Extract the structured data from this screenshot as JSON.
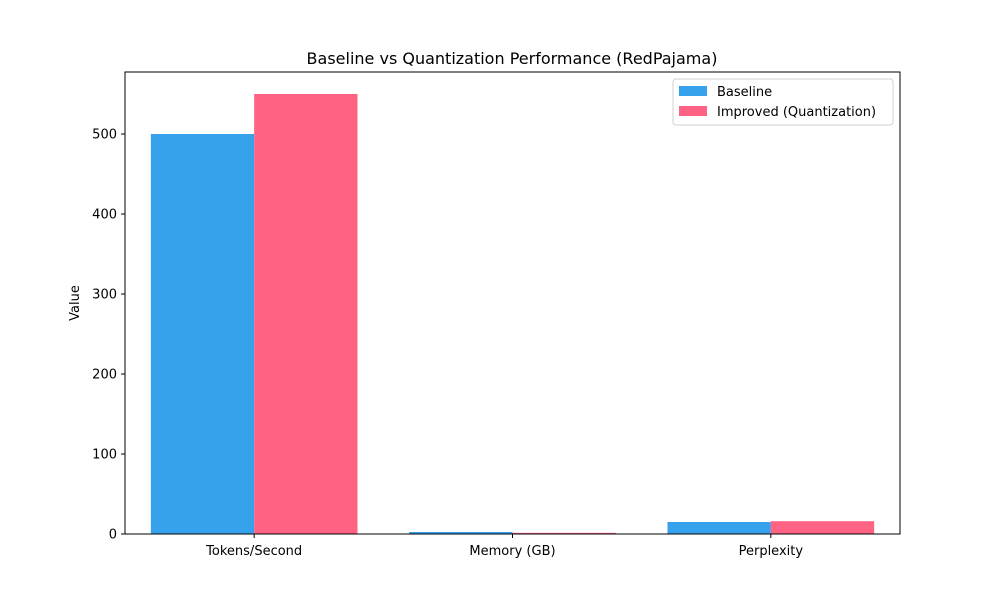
{
  "chart_data": {
    "type": "bar",
    "title": "Baseline vs Quantization Performance (RedPajama)",
    "xlabel": "",
    "ylabel": "Value",
    "categories": [
      "Tokens/Second",
      "Memory (GB)",
      "Perplexity"
    ],
    "series": [
      {
        "name": "Baseline",
        "color": "#36A2EB",
        "values": [
          500,
          2.5,
          15
        ]
      },
      {
        "name": "Improved (Quantization)",
        "color": "#FF6384",
        "values": [
          550,
          1.5,
          16
        ]
      }
    ],
    "ylim": [
      0,
      577.5
    ],
    "yticks": [
      0,
      100,
      200,
      300,
      400,
      500
    ],
    "ytick_labels": [
      "0",
      "100",
      "200",
      "300",
      "400",
      "500"
    ],
    "grid": false,
    "legend_position": "top-right"
  }
}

**Direction:**
Pictures in the records above are not copied; print everything else exactly.

**Exercise solution:**
Extract the structured data from this screenshot as JSON.
{
  "chart_data": {
    "type": "bar",
    "title": "Baseline vs Quantization Performance (RedPajama)",
    "xlabel": "",
    "ylabel": "Value",
    "categories": [
      "Tokens/Second",
      "Memory (GB)",
      "Perplexity"
    ],
    "series": [
      {
        "name": "Baseline",
        "color": "#36A2EB",
        "values": [
          500,
          2.5,
          15
        ]
      },
      {
        "name": "Improved (Quantization)",
        "color": "#FF6384",
        "values": [
          550,
          1.5,
          16
        ]
      }
    ],
    "ylim": [
      0,
      577.5
    ],
    "yticks": [
      0,
      100,
      200,
      300,
      400,
      500
    ],
    "ytick_labels": [
      "0",
      "100",
      "200",
      "300",
      "400",
      "500"
    ],
    "grid": false,
    "legend_position": "top-right"
  }
}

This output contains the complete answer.